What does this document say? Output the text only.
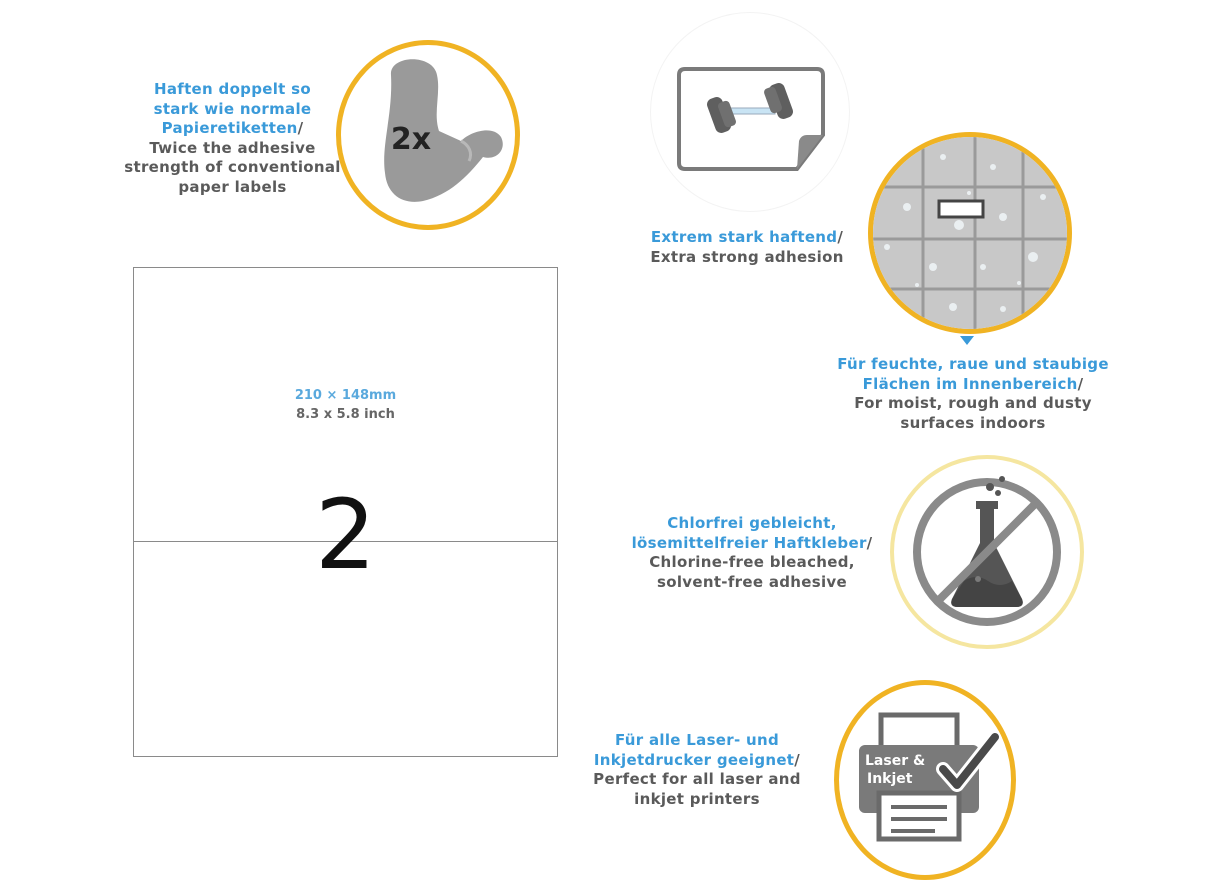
Haften doppelt so
stark wie normale
Papieretiketten/
Twice the adhesive
strength of conventional
paper labels
2x
Extrem stark haftend/
Extra strong adhesion
Für feuchte, raue und staubige
Flächen im Innenbereich/
For moist, rough and dusty
surfaces indoors
210 × 148mm
8.3 x 5.8 inch
2	Chlorfrei gebleicht,
lösemittelfreier Haftkleber/
Chlorine-free bleached,
solvent-free adhesive
Für alle Laser- und
Inkjetdrucker geeignet/
Perfect for all laser and
inkjet printers
Laser &
Inkjet
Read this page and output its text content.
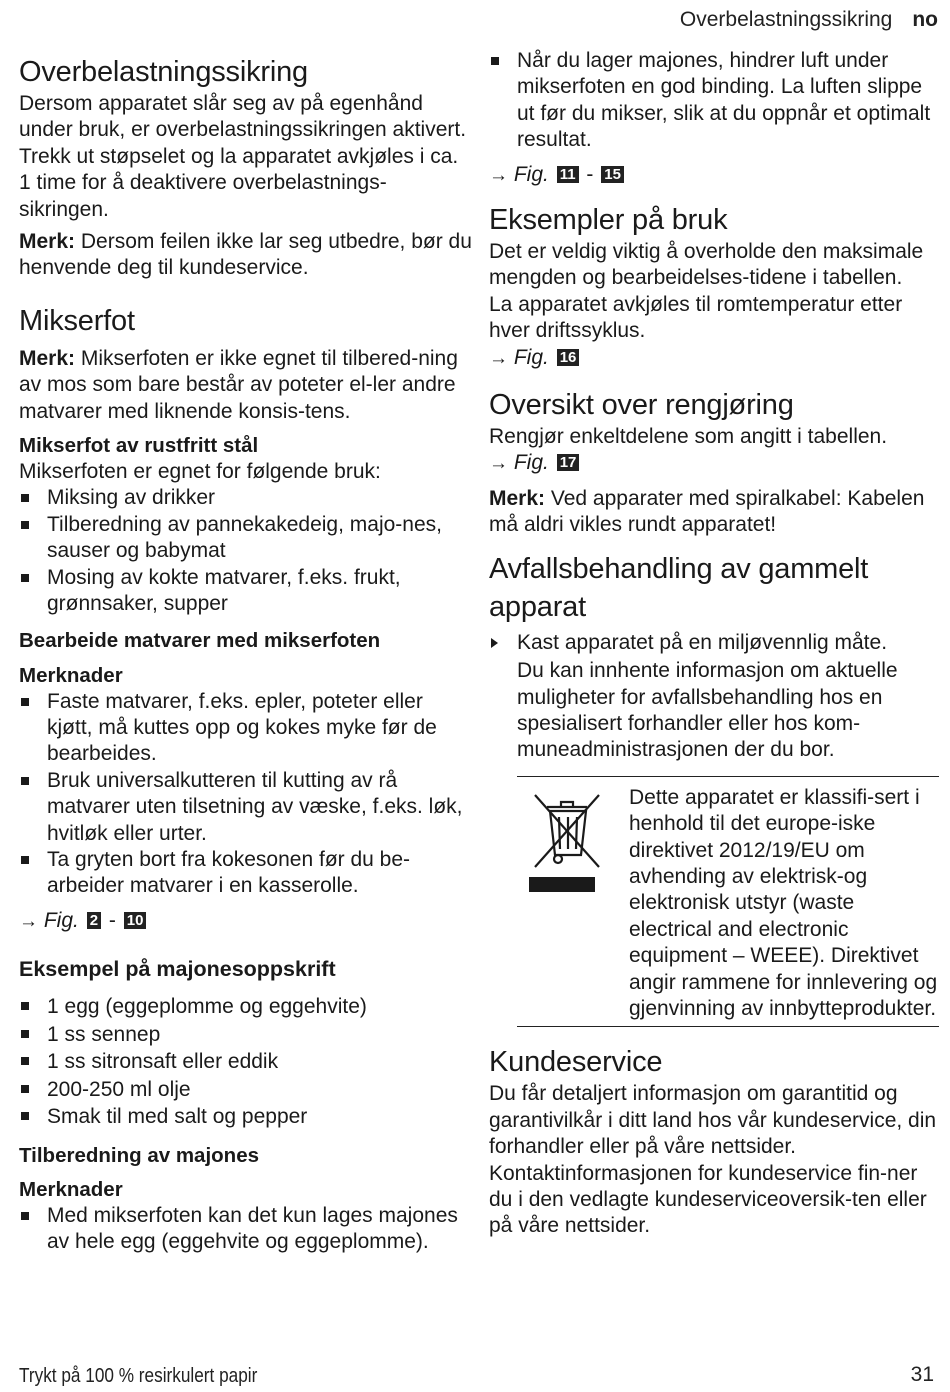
Overbelastningssikring no
Overbelastningssikring

Dersom apparatet slår seg av på egenhånd under bruk, er overbelastningssikringen aktivert.

Trekk ut støpselet og la apparatet avkjøles i ca. 1 time for å deaktivere overbelastnings-sikringen.

Merk: Dersom feilen ikke lar seg utbedre, bør du henvende deg til kundeservice.

Mikserfot

Merk: Mikserfoten er ikke egnet til tilbered-ning av mos som bare består av poteter el-ler andre matvarer med liknende konsis-tens.

Mikserfot av rustfritt stål

Mikserfoten er egnet for følgende bruk:

Miksing av drikker
Tilberedning av pannekakedeig, majo-nes, sauser og babymat
Mosing av kokte matvarer, f.eks. frukt, grønnsaker, supper
Bearbeide matvarer med mikserfoten
Merknader
Faste matvarer, f.eks. epler, poteter eller kjøtt, må kuttes opp og kokes myke før de bearbeides.
Bruk universalkutteren til kutting av rå matvarer uten tilsetning av væske, f.eks. løk, hvitløk eller urter.
Ta gryten bort fra kokesonen før du be-arbeider matvarer i en kasserolle.

→ Fig. 2 - 10

Eksempel på majonesoppskrift
1 egg (eggeplomme og eggehvite)
1 ss sennep
1 ss sitronsaft eller eddik
200-250 ml olje
Smak til med salt og pepper
Tilberedning av majones
Merknader
Med mikserfoten kan det kun lages majones av hele egg (eggehvite og eggeplomme).
Når du lager majones, hindrer luft under mikserfoten en god binding. La luften slippe ut før du mikser, slik at du oppnår et optimalt resultat.

→ Fig. 11 - 15

Eksempler på bruk

Det er veldig viktig å overholde den maksimale mengden og bearbeidelses-tidene i tabellen.

La apparatet avkjøles til romtemperatur etter hver driftssyklus.

→ Fig. 16

Oversikt over rengjøring

Rengjør enkeltdelene som angitt i tabellen.

→ Fig. 17

Merk: Ved apparater med spiralkabel: Kabelen må aldri vikles rundt apparatet!

Avfallsbehandling av gammelt apparat
Kast apparatet på en miljøvennlig måte.

Du kan innhente informasjon om aktuelle muligheter for avfallsbehandling hos en spesialisert forhandler eller hos kom-muneadministrasjonen der du bor.

Dette apparatet er klassifi-sert i henhold til det europe-iske direktivet 2012/19/EU om avhending av elektrisk-og elektronisk utstyr (waste electrical and electronic equipment – WEEE). Direktivet angir rammene for innlevering og gjenvinning av innbytteprodukter.

Kundeservice

Du får detaljert informasjon om garantitid og garantivilkår i ditt land hos vår kundeservice, din forhandler eller på våre nettsider.

Kontaktinformasjonen for kundeservice fin-ner du i den vedlagte kundeserviceoversik-ten eller på våre nettsider.

Trykt på 100 % resirkulert papir	31
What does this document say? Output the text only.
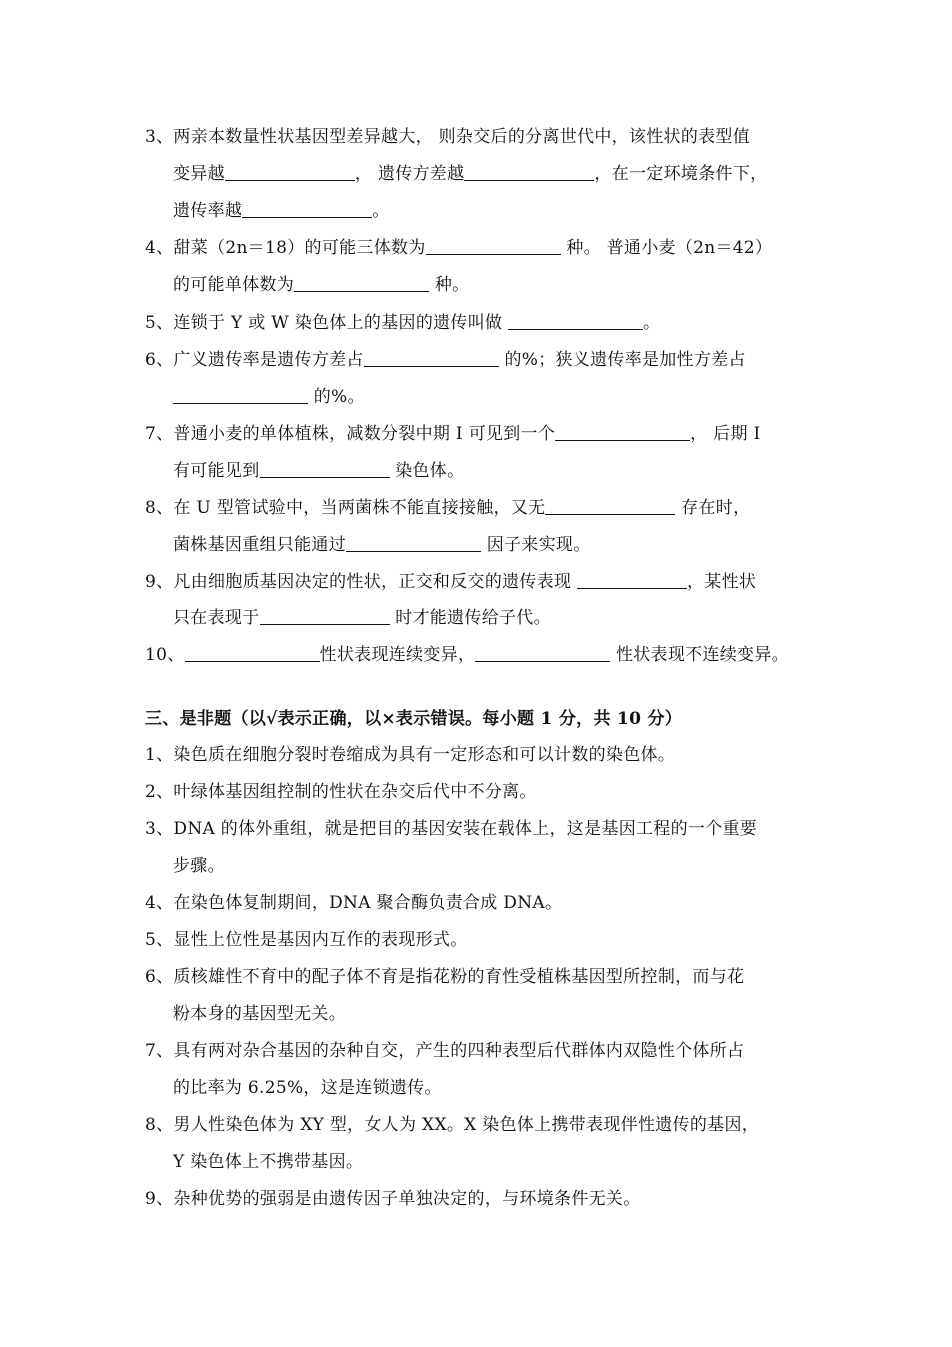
3、两亲本数量性状基因型差异越大， 则杂交后的分离世代中，该性状的表型值
变异越	， 遗传方差越	，在一定环境条件下，
遗传率越	。
4、甜菜（2n＝18）的可能三体数为	种。 普通小麦（2n＝42）
的可能单体数为	种。
5、连锁于 Y 或 W 染色体上的基因的遗传叫做	。
6、广义遗传率是遗传方差占	的%；狭义遗传率是加性方差占
的%。
7、普通小麦的单体植株，减数分裂中期 I 可见到一个	， 后期 I
有可能见到	染色体。
8、在 U 型管试验中，当两菌株不能直接接触，又无	存在时，
菌株基因重组只能通过	因子来实现。
9、凡由细胞质基因决定的性状，正交和反交的遗传表现	，某性状
只在表现于	时才能遗传给子代。
10、	性状表现连续变异，	性状表现不连续变异。
三、是非题（以√表示正确，以×表示错误。每小题 1 分，共 10 分）
1、染色质在细胞分裂时卷缩成为具有一定形态和可以计数的染色体。
2、叶绿体基因组控制的性状在杂交后代中不分离。
3、DNA 的体外重组，就是把目的基因安装在载体上，这是基因工程的一个重要
步骤。
4、在染色体复制期间，DNA 聚合酶负责合成 DNA。
5、显性上位性是基因内互作的表现形式。
6、质核雄性不育中的配子体不育是指花粉的育性受植株基因型所控制，而与花
粉本身的基因型无关。
7、具有两对杂合基因的杂种自交，产生的四种表型后代群体内双隐性个体所占
的比率为 6.25%，这是连锁遗传。
8、男人性染色体为 XY 型，女人为 XX。X 染色体上携带表现伴性遗传的基因，
Y 染色体上不携带基因。
9、杂种优势的强弱是由遗传因子单独决定的，与环境条件无关。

Given task = Using the listing, copy every line where the word "poteter" shows up.

Answer to this exercise =
Merk: Mikserfoten er ikke egnet til tilbered-ning av mos som bare består av poteter el-ler andre matvarer med liknende konsis-tens.
Faste matvarer, f.eks. epler, poteter eller kjøtt, må kuttes opp og kokes myke før de bearbeides.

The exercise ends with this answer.